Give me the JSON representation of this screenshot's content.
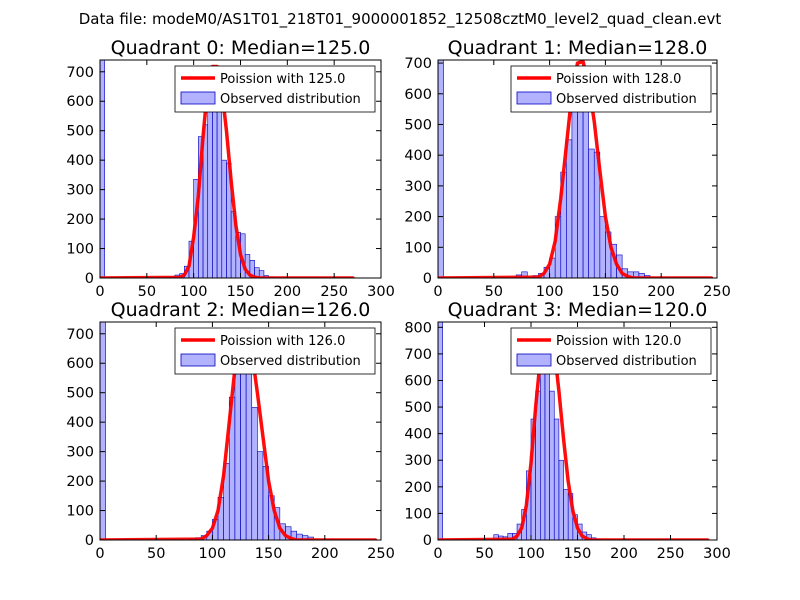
{
  "suptitle": "Data file: modeM0/AS1T01_218T01_9000001852_12508cztM0_level2_quad_clean.evt",
  "colors": {
    "bar_fill": "#7f7fff",
    "bar_fill_opacity": 0.6,
    "bar_edge": "#0000bf",
    "poisson_line": "#ff0000",
    "axis": "#000000"
  },
  "chart_data": [
    {
      "type": "bar",
      "title": "Quadrant 0: Median=125.0",
      "median": 125.0,
      "legend": {
        "line_label": "Poission with 125.0",
        "bar_label": "Observed distribution",
        "position": "upper right"
      },
      "xlim": [
        0,
        300
      ],
      "ylim": [
        0,
        740
      ],
      "xticks": [
        0,
        50,
        100,
        150,
        200,
        250,
        300
      ],
      "yticks": [
        0,
        100,
        200,
        300,
        400,
        500,
        600,
        700
      ],
      "bin_width": 5,
      "bins": [
        {
          "x": 0,
          "count": 740
        },
        {
          "x": 70,
          "count": 2
        },
        {
          "x": 75,
          "count": 5
        },
        {
          "x": 80,
          "count": 10
        },
        {
          "x": 85,
          "count": 15
        },
        {
          "x": 90,
          "count": 40
        },
        {
          "x": 95,
          "count": 125
        },
        {
          "x": 100,
          "count": 335
        },
        {
          "x": 105,
          "count": 480
        },
        {
          "x": 110,
          "count": 520
        },
        {
          "x": 115,
          "count": 600
        },
        {
          "x": 120,
          "count": 690
        },
        {
          "x": 125,
          "count": 625
        },
        {
          "x": 130,
          "count": 400
        },
        {
          "x": 135,
          "count": 390
        },
        {
          "x": 140,
          "count": 225
        },
        {
          "x": 145,
          "count": 155
        },
        {
          "x": 150,
          "count": 150
        },
        {
          "x": 155,
          "count": 80
        },
        {
          "x": 160,
          "count": 60
        },
        {
          "x": 165,
          "count": 35
        },
        {
          "x": 170,
          "count": 25
        },
        {
          "x": 175,
          "count": 8
        },
        {
          "x": 180,
          "count": 4
        }
      ],
      "poisson_curve": {
        "x": [
          0,
          85,
          90,
          95,
          100,
          105,
          110,
          115,
          120,
          125,
          130,
          135,
          140,
          145,
          150,
          155,
          160,
          165,
          170,
          270
        ],
        "y": [
          0,
          2,
          10,
          40,
          140,
          280,
          480,
          650,
          718,
          718,
          640,
          500,
          330,
          180,
          80,
          30,
          10,
          3,
          0,
          0
        ]
      }
    },
    {
      "type": "bar",
      "title": "Quadrant 1: Median=128.0",
      "median": 128.0,
      "legend": {
        "line_label": "Poission with 128.0",
        "bar_label": "Observed distribution",
        "position": "upper right"
      },
      "xlim": [
        0,
        250
      ],
      "ylim": [
        0,
        710
      ],
      "xticks": [
        0,
        50,
        100,
        150,
        200,
        250
      ],
      "yticks": [
        0,
        100,
        200,
        300,
        400,
        500,
        600,
        700
      ],
      "bin_width": 5,
      "bins": [
        {
          "x": 0,
          "count": 710
        },
        {
          "x": 70,
          "count": 10
        },
        {
          "x": 75,
          "count": 20
        },
        {
          "x": 85,
          "count": 8
        },
        {
          "x": 90,
          "count": 15
        },
        {
          "x": 95,
          "count": 35
        },
        {
          "x": 100,
          "count": 65
        },
        {
          "x": 105,
          "count": 200
        },
        {
          "x": 110,
          "count": 345
        },
        {
          "x": 115,
          "count": 450
        },
        {
          "x": 120,
          "count": 560
        },
        {
          "x": 125,
          "count": 640
        },
        {
          "x": 130,
          "count": 600
        },
        {
          "x": 135,
          "count": 420
        },
        {
          "x": 140,
          "count": 410
        },
        {
          "x": 145,
          "count": 200
        },
        {
          "x": 150,
          "count": 150
        },
        {
          "x": 155,
          "count": 110
        },
        {
          "x": 160,
          "count": 75
        },
        {
          "x": 165,
          "count": 30
        },
        {
          "x": 170,
          "count": 20
        },
        {
          "x": 175,
          "count": 20
        },
        {
          "x": 180,
          "count": 15
        },
        {
          "x": 185,
          "count": 8
        }
      ],
      "poisson_curve": {
        "x": [
          0,
          90,
          95,
          100,
          105,
          110,
          115,
          120,
          125,
          130,
          135,
          140,
          145,
          150,
          155,
          160,
          165,
          170,
          175,
          245
        ],
        "y": [
          0,
          3,
          15,
          45,
          120,
          260,
          430,
          600,
          700,
          705,
          630,
          510,
          350,
          200,
          100,
          45,
          15,
          5,
          0,
          0
        ]
      }
    },
    {
      "type": "bar",
      "title": "Quadrant 2: Median=126.0",
      "median": 126.0,
      "legend": {
        "line_label": "Poission with 126.0",
        "bar_label": "Observed distribution",
        "position": "upper right"
      },
      "xlim": [
        0,
        250
      ],
      "ylim": [
        0,
        740
      ],
      "xticks": [
        0,
        50,
        100,
        150,
        200,
        250
      ],
      "yticks": [
        0,
        100,
        200,
        300,
        400,
        500,
        600,
        700
      ],
      "bin_width": 5,
      "bins": [
        {
          "x": 0,
          "count": 740
        },
        {
          "x": 80,
          "count": 5
        },
        {
          "x": 85,
          "count": 8
        },
        {
          "x": 90,
          "count": 15
        },
        {
          "x": 95,
          "count": 30
        },
        {
          "x": 100,
          "count": 70
        },
        {
          "x": 105,
          "count": 145
        },
        {
          "x": 110,
          "count": 260
        },
        {
          "x": 115,
          "count": 485
        },
        {
          "x": 120,
          "count": 580
        },
        {
          "x": 125,
          "count": 680
        },
        {
          "x": 130,
          "count": 660
        },
        {
          "x": 135,
          "count": 450
        },
        {
          "x": 140,
          "count": 300
        },
        {
          "x": 145,
          "count": 250
        },
        {
          "x": 150,
          "count": 150
        },
        {
          "x": 155,
          "count": 110
        },
        {
          "x": 160,
          "count": 55
        },
        {
          "x": 165,
          "count": 45
        },
        {
          "x": 170,
          "count": 30
        },
        {
          "x": 175,
          "count": 20
        },
        {
          "x": 180,
          "count": 15
        },
        {
          "x": 185,
          "count": 10
        }
      ],
      "poisson_curve": {
        "x": [
          0,
          90,
          95,
          100,
          105,
          110,
          115,
          120,
          125,
          130,
          135,
          140,
          145,
          150,
          155,
          160,
          165,
          170,
          175,
          245
        ],
        "y": [
          0,
          3,
          15,
          40,
          100,
          220,
          400,
          580,
          690,
          710,
          640,
          500,
          350,
          200,
          100,
          40,
          15,
          5,
          0,
          0
        ]
      }
    },
    {
      "type": "bar",
      "title": "Quadrant 3: Median=120.0",
      "median": 120.0,
      "legend": {
        "line_label": "Poission with 120.0",
        "bar_label": "Observed distribution",
        "position": "upper right"
      },
      "xlim": [
        0,
        300
      ],
      "ylim": [
        0,
        820
      ],
      "xticks": [
        0,
        50,
        100,
        150,
        200,
        250,
        300
      ],
      "yticks": [
        0,
        100,
        200,
        300,
        400,
        500,
        600,
        700,
        800
      ],
      "bin_width": 5,
      "bins": [
        {
          "x": 0,
          "count": 820
        },
        {
          "x": 60,
          "count": 20
        },
        {
          "x": 65,
          "count": 15
        },
        {
          "x": 70,
          "count": 12
        },
        {
          "x": 75,
          "count": 25
        },
        {
          "x": 80,
          "count": 25
        },
        {
          "x": 85,
          "count": 60
        },
        {
          "x": 90,
          "count": 115
        },
        {
          "x": 95,
          "count": 260
        },
        {
          "x": 100,
          "count": 455
        },
        {
          "x": 105,
          "count": 560
        },
        {
          "x": 110,
          "count": 700
        },
        {
          "x": 115,
          "count": 690
        },
        {
          "x": 120,
          "count": 560
        },
        {
          "x": 125,
          "count": 455
        },
        {
          "x": 130,
          "count": 300
        },
        {
          "x": 135,
          "count": 190
        },
        {
          "x": 140,
          "count": 175
        },
        {
          "x": 145,
          "count": 95
        },
        {
          "x": 150,
          "count": 60
        },
        {
          "x": 155,
          "count": 30
        },
        {
          "x": 160,
          "count": 20
        },
        {
          "x": 165,
          "count": 8
        },
        {
          "x": 170,
          "count": 4
        }
      ],
      "poisson_curve": {
        "x": [
          0,
          80,
          85,
          90,
          95,
          100,
          105,
          110,
          115,
          120,
          125,
          130,
          135,
          140,
          145,
          150,
          155,
          160,
          165,
          290
        ],
        "y": [
          0,
          3,
          15,
          45,
          130,
          290,
          500,
          680,
          775,
          780,
          720,
          560,
          380,
          220,
          110,
          45,
          15,
          5,
          0,
          0
        ]
      }
    }
  ]
}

************

▶ **Challenge**
Copy every line from the records above that contains the word "Poission".

▶ **Solution below**
        "line_label": "Poission with 125.0",
        "line_label": "Poission with 128.0",
        "line_label": "Poission with 126.0",
        "line_label": "Poission with 120.0",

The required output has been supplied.